**GIVEN RECORDS**
%%

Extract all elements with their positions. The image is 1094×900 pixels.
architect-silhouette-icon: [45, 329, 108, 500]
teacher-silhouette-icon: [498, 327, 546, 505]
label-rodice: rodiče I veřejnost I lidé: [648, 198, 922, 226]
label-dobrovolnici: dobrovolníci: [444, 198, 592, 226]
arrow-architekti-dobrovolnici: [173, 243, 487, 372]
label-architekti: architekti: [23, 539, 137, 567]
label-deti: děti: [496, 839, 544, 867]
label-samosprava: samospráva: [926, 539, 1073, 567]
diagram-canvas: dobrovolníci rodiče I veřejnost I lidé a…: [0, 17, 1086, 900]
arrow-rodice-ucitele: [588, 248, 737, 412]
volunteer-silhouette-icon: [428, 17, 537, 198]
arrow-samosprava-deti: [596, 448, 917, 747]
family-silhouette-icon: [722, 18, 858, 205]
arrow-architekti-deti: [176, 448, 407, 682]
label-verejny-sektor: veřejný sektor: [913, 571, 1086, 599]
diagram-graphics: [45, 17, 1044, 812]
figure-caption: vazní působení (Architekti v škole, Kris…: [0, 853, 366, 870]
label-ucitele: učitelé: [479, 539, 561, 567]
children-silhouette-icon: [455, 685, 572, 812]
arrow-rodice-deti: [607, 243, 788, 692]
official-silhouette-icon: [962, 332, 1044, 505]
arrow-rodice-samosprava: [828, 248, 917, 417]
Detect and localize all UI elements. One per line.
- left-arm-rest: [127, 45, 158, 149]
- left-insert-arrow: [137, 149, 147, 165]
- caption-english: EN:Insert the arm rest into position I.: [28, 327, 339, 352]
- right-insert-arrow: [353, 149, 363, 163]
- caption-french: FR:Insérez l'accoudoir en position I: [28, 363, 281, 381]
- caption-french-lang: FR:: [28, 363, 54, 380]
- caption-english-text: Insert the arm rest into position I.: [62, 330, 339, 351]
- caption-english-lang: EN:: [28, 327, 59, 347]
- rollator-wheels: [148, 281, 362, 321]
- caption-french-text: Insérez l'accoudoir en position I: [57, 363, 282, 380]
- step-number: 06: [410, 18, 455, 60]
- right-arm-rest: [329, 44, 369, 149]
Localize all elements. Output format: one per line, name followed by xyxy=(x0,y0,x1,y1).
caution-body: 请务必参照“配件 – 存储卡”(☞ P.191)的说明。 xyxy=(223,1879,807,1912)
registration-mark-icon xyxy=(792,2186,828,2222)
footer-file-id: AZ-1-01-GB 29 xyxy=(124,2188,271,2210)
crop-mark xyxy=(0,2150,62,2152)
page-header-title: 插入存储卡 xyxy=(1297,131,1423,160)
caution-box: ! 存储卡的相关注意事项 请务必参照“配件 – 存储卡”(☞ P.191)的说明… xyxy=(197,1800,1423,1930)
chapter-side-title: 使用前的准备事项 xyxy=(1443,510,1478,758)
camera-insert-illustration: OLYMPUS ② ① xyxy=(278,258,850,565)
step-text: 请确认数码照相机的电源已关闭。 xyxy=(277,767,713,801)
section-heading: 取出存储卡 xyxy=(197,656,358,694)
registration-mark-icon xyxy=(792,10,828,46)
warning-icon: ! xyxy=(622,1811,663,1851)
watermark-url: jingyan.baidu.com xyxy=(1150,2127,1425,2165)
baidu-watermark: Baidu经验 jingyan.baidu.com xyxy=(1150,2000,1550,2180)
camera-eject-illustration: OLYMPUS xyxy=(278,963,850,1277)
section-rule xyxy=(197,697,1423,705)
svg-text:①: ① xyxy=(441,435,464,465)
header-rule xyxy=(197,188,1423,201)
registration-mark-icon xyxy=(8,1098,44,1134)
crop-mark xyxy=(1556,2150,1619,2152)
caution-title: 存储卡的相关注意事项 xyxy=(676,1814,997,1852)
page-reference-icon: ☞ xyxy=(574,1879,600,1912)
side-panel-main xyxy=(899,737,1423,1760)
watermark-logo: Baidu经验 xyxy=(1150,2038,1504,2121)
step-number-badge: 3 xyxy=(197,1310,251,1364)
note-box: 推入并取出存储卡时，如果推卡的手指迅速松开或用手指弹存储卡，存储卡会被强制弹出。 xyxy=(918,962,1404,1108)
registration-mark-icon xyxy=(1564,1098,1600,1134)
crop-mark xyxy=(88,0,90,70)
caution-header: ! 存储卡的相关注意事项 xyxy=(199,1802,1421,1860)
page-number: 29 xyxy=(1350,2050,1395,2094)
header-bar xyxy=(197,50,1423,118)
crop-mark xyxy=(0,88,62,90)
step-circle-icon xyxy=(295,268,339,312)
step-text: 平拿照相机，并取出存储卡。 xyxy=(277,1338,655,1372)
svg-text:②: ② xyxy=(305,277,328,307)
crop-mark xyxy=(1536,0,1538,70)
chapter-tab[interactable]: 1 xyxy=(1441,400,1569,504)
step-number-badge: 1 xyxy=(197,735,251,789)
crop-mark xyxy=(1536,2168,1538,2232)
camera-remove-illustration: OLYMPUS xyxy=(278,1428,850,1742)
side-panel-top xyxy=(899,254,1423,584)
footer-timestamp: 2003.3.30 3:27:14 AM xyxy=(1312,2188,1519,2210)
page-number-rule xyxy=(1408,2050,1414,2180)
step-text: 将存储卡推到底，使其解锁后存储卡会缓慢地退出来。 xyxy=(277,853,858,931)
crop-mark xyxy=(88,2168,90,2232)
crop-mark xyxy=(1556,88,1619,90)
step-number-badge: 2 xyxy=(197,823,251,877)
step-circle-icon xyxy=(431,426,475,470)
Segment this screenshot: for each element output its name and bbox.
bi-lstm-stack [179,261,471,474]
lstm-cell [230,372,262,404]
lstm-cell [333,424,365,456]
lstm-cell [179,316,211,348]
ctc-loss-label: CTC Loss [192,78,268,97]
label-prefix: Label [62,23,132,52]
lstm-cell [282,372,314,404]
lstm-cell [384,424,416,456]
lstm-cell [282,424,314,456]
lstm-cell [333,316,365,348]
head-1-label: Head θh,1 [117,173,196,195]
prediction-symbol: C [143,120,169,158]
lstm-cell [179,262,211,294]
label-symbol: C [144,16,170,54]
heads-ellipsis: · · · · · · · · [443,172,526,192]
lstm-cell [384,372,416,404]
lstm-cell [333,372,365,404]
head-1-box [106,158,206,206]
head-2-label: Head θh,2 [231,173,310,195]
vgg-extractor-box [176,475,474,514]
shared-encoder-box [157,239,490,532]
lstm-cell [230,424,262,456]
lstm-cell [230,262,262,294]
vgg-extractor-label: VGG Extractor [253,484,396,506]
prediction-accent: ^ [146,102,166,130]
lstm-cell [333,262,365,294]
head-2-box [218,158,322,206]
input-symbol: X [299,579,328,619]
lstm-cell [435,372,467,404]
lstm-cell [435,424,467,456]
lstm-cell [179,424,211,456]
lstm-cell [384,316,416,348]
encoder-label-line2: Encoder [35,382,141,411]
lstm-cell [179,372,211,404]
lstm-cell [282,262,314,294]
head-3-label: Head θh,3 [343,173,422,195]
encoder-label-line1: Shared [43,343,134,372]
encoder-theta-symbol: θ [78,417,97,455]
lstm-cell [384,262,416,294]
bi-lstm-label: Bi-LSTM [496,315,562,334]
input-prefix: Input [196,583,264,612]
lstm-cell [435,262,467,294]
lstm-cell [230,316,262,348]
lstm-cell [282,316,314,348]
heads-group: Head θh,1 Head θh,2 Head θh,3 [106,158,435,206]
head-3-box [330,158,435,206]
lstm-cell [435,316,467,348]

%%

**BRIEF**
Reproduce the entire listing above, line for line, with no change to any character.

**RESPONSE TO THE EXERCISE**
Extract all elements with their positions. The image is 1094×900 pixels.
architect-silhouette-icon: [45, 329, 108, 500]
teacher-silhouette-icon: [498, 327, 546, 505]
label-rodice: rodiče I veřejnost I lidé: [648, 198, 922, 226]
label-dobrovolnici: dobrovolníci: [444, 198, 592, 226]
arrow-architekti-dobrovolnici: [173, 243, 487, 372]
label-architekti: architekti: [23, 539, 137, 567]
label-deti: děti: [496, 839, 544, 867]
label-samosprava: samospráva: [926, 539, 1073, 567]
diagram-canvas: dobrovolníci rodiče I veřejnost I lidé a…: [0, 17, 1086, 900]
arrow-rodice-ucitele: [588, 248, 737, 412]
volunteer-silhouette-icon: [428, 17, 537, 198]
arrow-samosprava-deti: [596, 448, 917, 747]
family-silhouette-icon: [722, 18, 858, 205]
arrow-architekti-deti: [176, 448, 407, 682]
label-verejny-sektor: veřejný sektor: [913, 571, 1086, 599]
diagram-graphics: [45, 17, 1044, 812]
figure-caption: vazní působení (Architekti v škole, Kris…: [0, 853, 366, 870]
label-ucitele: učitelé: [479, 539, 561, 567]
children-silhouette-icon: [455, 685, 572, 812]
arrow-rodice-deti: [607, 243, 788, 692]
official-silhouette-icon: [962, 332, 1044, 505]
arrow-rodice-samosprava: [828, 248, 917, 417]
Detect and localize all UI elements. One per line.
- left-arm-rest: [127, 45, 158, 149]
- left-insert-arrow: [137, 149, 147, 165]
- caption-english: EN:Insert the arm rest into position I.: [28, 327, 339, 352]
- right-insert-arrow: [353, 149, 363, 163]
- caption-french: FR:Insérez l'accoudoir en position I: [28, 363, 281, 381]
- caption-french-lang: FR:: [28, 363, 54, 380]
- caption-english-text: Insert the arm rest into position I.: [62, 330, 339, 351]
- caption-english-lang: EN:: [28, 327, 59, 347]
- rollator-wheels: [148, 281, 362, 321]
- caption-french-text: Insérez l'accoudoir en position I: [57, 363, 282, 380]
- step-number: 06: [410, 18, 455, 60]
- right-arm-rest: [329, 44, 369, 149]
Localize all elements. Output format: one per line, name followed by xyxy=(x0,y0,x1,y1).
caution-body: 请务必参照“配件 – 存储卡”(☞ P.191)的说明。 xyxy=(223,1879,807,1912)
registration-mark-icon xyxy=(792,2186,828,2222)
footer-file-id: AZ-1-01-GB 29 xyxy=(124,2188,271,2210)
crop-mark xyxy=(0,2150,62,2152)
page-header-title: 插入存储卡 xyxy=(1297,131,1423,160)
caution-box: ! 存储卡的相关注意事项 请务必参照“配件 – 存储卡”(☞ P.191)的说明… xyxy=(197,1800,1423,1930)
chapter-side-title: 使用前的准备事项 xyxy=(1443,510,1478,758)
camera-insert-illustration: OLYMPUS ② ① xyxy=(278,258,850,565)
step-text: 请确认数码照相机的电源已关闭。 xyxy=(277,767,713,801)
section-heading: 取出存储卡 xyxy=(197,656,358,694)
registration-mark-icon xyxy=(792,10,828,46)
warning-icon: ! xyxy=(622,1811,663,1851)
watermark-url: jingyan.baidu.com xyxy=(1150,2127,1425,2165)
baidu-watermark: Baidu经验 jingyan.baidu.com xyxy=(1150,2000,1550,2180)
camera-eject-illustration: OLYMPUS xyxy=(278,963,850,1277)
section-rule xyxy=(197,697,1423,705)
svg-text:①: ① xyxy=(441,435,464,465)
header-rule xyxy=(197,188,1423,201)
registration-mark-icon xyxy=(8,1098,44,1134)
crop-mark xyxy=(1556,2150,1619,2152)
caution-title: 存储卡的相关注意事项 xyxy=(676,1814,997,1852)
page-reference-icon: ☞ xyxy=(574,1879,600,1912)
side-panel-main xyxy=(899,737,1423,1760)
watermark-logo: Baidu经验 xyxy=(1150,2038,1504,2121)
step-number-badge: 3 xyxy=(197,1310,251,1364)
note-box: 推入并取出存储卡时，如果推卡的手指迅速松开或用手指弹存储卡，存储卡会被强制弹出。 xyxy=(918,962,1404,1108)
registration-mark-icon xyxy=(1564,1098,1600,1134)
crop-mark xyxy=(88,0,90,70)
caution-header: ! 存储卡的相关注意事项 xyxy=(199,1802,1421,1860)
page-number: 29 xyxy=(1350,2050,1395,2094)
header-bar xyxy=(197,50,1423,118)
crop-mark xyxy=(0,88,62,90)
step-circle-icon xyxy=(295,268,339,312)
step-text: 平拿照相机，并取出存储卡。 xyxy=(277,1338,655,1372)
svg-text:②: ② xyxy=(305,277,328,307)
crop-mark xyxy=(1536,0,1538,70)
chapter-tab[interactable]: 1 xyxy=(1441,400,1569,504)
step-number-badge: 1 xyxy=(197,735,251,789)
crop-mark xyxy=(1536,2168,1538,2232)
camera-remove-illustration: OLYMPUS xyxy=(278,1428,850,1742)
side-panel-top xyxy=(899,254,1423,584)
footer-timestamp: 2003.3.30 3:27:14 AM xyxy=(1312,2188,1519,2210)
page-number-rule xyxy=(1408,2050,1414,2180)
step-text: 将存储卡推到底，使其解锁后存储卡会缓慢地退出来。 xyxy=(277,853,858,931)
crop-mark xyxy=(88,2168,90,2232)
crop-mark xyxy=(1556,88,1619,90)
step-number-badge: 2 xyxy=(197,823,251,877)
step-circle-icon xyxy=(431,426,475,470)
Segment this screenshot: for each element output its name and bbox.
bi-lstm-stack [179,261,471,474]
lstm-cell [230,372,262,404]
lstm-cell [333,424,365,456]
lstm-cell [179,316,211,348]
ctc-loss-label: CTC Loss [192,78,268,97]
label-prefix: Label [62,23,132,52]
lstm-cell [282,372,314,404]
lstm-cell [384,424,416,456]
lstm-cell [282,424,314,456]
lstm-cell [333,316,365,348]
head-1-label: Head θh,1 [117,173,196,195]
prediction-symbol: C [143,120,169,158]
lstm-cell [179,262,211,294]
label-symbol: C [144,16,170,54]
heads-ellipsis: · · · · · · · · [443,172,526,192]
lstm-cell [384,372,416,404]
lstm-cell [333,372,365,404]
head-1-box [106,158,206,206]
head-2-label: Head θh,2 [231,173,310,195]
vgg-extractor-box [176,475,474,514]
shared-encoder-box [157,239,490,532]
lstm-cell [230,424,262,456]
lstm-cell [230,262,262,294]
vgg-extractor-label: VGG Extractor [253,484,396,506]
prediction-accent: ^ [146,102,166,130]
lstm-cell [333,262,365,294]
head-2-box [218,158,322,206]
input-symbol: X [299,579,328,619]
lstm-cell [435,372,467,404]
lstm-cell [435,424,467,456]
lstm-cell [179,424,211,456]
lstm-cell [384,316,416,348]
encoder-label-line2: Encoder [35,382,141,411]
lstm-cell [179,372,211,404]
lstm-cell [282,262,314,294]
head-3-label: Head θh,3 [343,173,422,195]
encoder-label-line1: Shared [43,343,134,372]
encoder-theta-symbol: θ [78,417,97,455]
lstm-cell [384,262,416,294]
bi-lstm-label: Bi-LSTM [496,315,562,334]
input-prefix: Input [196,583,264,612]
lstm-cell [435,262,467,294]
lstm-cell [230,316,262,348]
lstm-cell [282,316,314,348]
heads-group: Head θh,1 Head θh,2 Head θh,3 [106,158,435,206]
head-3-box [330,158,435,206]
lstm-cell [435,316,467,348]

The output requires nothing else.